## Written request
Exactly repeat the material, dropping every picture from the copy.

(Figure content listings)
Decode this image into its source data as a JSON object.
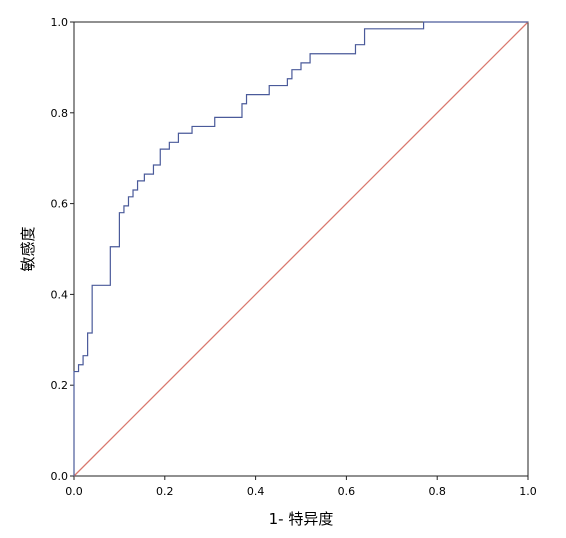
{
  "chart_data": {
    "type": "line",
    "title": "",
    "xlabel": "1- 特异度",
    "ylabel": "敏感度",
    "xlim": [
      0,
      1
    ],
    "ylim": [
      0,
      1
    ],
    "xticks": [
      "0.0",
      "0.2",
      "0.4",
      "0.6",
      "0.8",
      "1.0"
    ],
    "yticks": [
      "0.0",
      "0.2",
      "0.4",
      "0.6",
      "0.8",
      "1.0"
    ],
    "grid": false,
    "colors": {
      "roc": "#4a5a9a",
      "reference": "#d9786e"
    },
    "series": [
      {
        "kind": "step",
        "x": [
          0.0,
          0.0,
          0.01,
          0.01,
          0.02,
          0.02,
          0.03,
          0.03,
          0.04,
          0.04,
          0.08,
          0.08,
          0.1,
          0.1,
          0.11,
          0.11,
          0.12,
          0.12,
          0.13,
          0.13,
          0.14,
          0.14,
          0.155,
          0.155,
          0.175,
          0.175,
          0.19,
          0.19,
          0.21,
          0.21,
          0.23,
          0.23,
          0.26,
          0.26,
          0.31,
          0.31,
          0.37,
          0.37,
          0.38,
          0.38,
          0.43,
          0.43,
          0.47,
          0.47,
          0.48,
          0.48,
          0.5,
          0.5,
          0.52,
          0.52,
          0.62,
          0.62,
          0.64,
          0.64,
          0.77,
          0.77,
          1.0
        ],
        "y": [
          0.0,
          0.23,
          0.23,
          0.245,
          0.245,
          0.265,
          0.265,
          0.315,
          0.315,
          0.42,
          0.42,
          0.505,
          0.505,
          0.58,
          0.58,
          0.595,
          0.595,
          0.615,
          0.615,
          0.63,
          0.63,
          0.65,
          0.65,
          0.665,
          0.665,
          0.685,
          0.685,
          0.72,
          0.72,
          0.735,
          0.735,
          0.755,
          0.755,
          0.77,
          0.77,
          0.79,
          0.79,
          0.82,
          0.82,
          0.84,
          0.84,
          0.86,
          0.86,
          0.875,
          0.875,
          0.895,
          0.895,
          0.91,
          0.91,
          0.93,
          0.93,
          0.95,
          0.95,
          0.985,
          0.985,
          1.0,
          1.0
        ]
      },
      {
        "kind": "reference",
        "x": [
          0,
          1
        ],
        "y": [
          0,
          1
        ]
      }
    ]
  }
}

## Expected answer
Decode this image into its source data as a JSON object.
{
  "chart_data": {
    "type": "line",
    "title": "",
    "xlabel": "1- 特异度",
    "ylabel": "敏感度",
    "xlim": [
      0,
      1
    ],
    "ylim": [
      0,
      1
    ],
    "xticks": [
      "0.0",
      "0.2",
      "0.4",
      "0.6",
      "0.8",
      "1.0"
    ],
    "yticks": [
      "0.0",
      "0.2",
      "0.4",
      "0.6",
      "0.8",
      "1.0"
    ],
    "grid": false,
    "colors": {
      "roc": "#4a5a9a",
      "reference": "#d9786e"
    },
    "series": [
      {
        "kind": "step",
        "x": [
          0.0,
          0.0,
          0.01,
          0.01,
          0.02,
          0.02,
          0.03,
          0.03,
          0.04,
          0.04,
          0.08,
          0.08,
          0.1,
          0.1,
          0.11,
          0.11,
          0.12,
          0.12,
          0.13,
          0.13,
          0.14,
          0.14,
          0.155,
          0.155,
          0.175,
          0.175,
          0.19,
          0.19,
          0.21,
          0.21,
          0.23,
          0.23,
          0.26,
          0.26,
          0.31,
          0.31,
          0.37,
          0.37,
          0.38,
          0.38,
          0.43,
          0.43,
          0.47,
          0.47,
          0.48,
          0.48,
          0.5,
          0.5,
          0.52,
          0.52,
          0.62,
          0.62,
          0.64,
          0.64,
          0.77,
          0.77,
          1.0
        ],
        "y": [
          0.0,
          0.23,
          0.23,
          0.245,
          0.245,
          0.265,
          0.265,
          0.315,
          0.315,
          0.42,
          0.42,
          0.505,
          0.505,
          0.58,
          0.58,
          0.595,
          0.595,
          0.615,
          0.615,
          0.63,
          0.63,
          0.65,
          0.65,
          0.665,
          0.665,
          0.685,
          0.685,
          0.72,
          0.72,
          0.735,
          0.735,
          0.755,
          0.755,
          0.77,
          0.77,
          0.79,
          0.79,
          0.82,
          0.82,
          0.84,
          0.84,
          0.86,
          0.86,
          0.875,
          0.875,
          0.895,
          0.895,
          0.91,
          0.91,
          0.93,
          0.93,
          0.95,
          0.95,
          0.985,
          0.985,
          1.0,
          1.0
        ]
      },
      {
        "kind": "reference",
        "x": [
          0,
          1
        ],
        "y": [
          0,
          1
        ]
      }
    ]
  }
}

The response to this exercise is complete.